Given task:
Report each line of the data that includes the word "purchased".
## BEGIN Available data
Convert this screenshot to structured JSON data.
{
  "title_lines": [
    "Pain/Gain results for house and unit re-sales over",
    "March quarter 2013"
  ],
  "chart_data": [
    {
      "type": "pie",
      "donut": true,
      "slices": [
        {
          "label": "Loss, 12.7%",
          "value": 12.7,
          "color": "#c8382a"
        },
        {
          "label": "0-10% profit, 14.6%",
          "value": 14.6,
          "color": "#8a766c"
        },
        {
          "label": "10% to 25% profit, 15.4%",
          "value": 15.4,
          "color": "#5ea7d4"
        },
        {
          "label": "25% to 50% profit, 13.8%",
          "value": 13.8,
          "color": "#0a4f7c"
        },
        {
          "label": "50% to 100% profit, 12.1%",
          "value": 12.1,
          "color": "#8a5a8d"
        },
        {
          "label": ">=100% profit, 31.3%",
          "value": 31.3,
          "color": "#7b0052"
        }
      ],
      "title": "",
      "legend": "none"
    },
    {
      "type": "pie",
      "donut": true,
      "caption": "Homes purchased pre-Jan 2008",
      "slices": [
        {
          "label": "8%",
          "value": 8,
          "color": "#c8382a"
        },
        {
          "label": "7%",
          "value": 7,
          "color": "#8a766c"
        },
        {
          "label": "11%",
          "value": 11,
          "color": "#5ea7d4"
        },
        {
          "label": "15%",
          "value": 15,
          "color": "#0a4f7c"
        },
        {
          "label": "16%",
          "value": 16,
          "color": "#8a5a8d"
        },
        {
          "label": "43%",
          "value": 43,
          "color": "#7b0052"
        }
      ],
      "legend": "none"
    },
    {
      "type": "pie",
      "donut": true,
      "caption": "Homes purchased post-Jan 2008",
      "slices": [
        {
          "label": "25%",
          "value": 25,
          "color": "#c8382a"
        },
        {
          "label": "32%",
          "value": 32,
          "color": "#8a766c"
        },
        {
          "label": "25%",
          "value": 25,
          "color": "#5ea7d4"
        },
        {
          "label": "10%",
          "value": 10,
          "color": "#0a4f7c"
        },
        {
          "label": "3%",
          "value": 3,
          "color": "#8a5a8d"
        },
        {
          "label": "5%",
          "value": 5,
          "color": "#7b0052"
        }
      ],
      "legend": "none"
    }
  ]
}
## END Available data
Output of the task:
      "caption": "Homes purchased pre-Jan 2008",
      "caption": "Homes purchased post-Jan 2008",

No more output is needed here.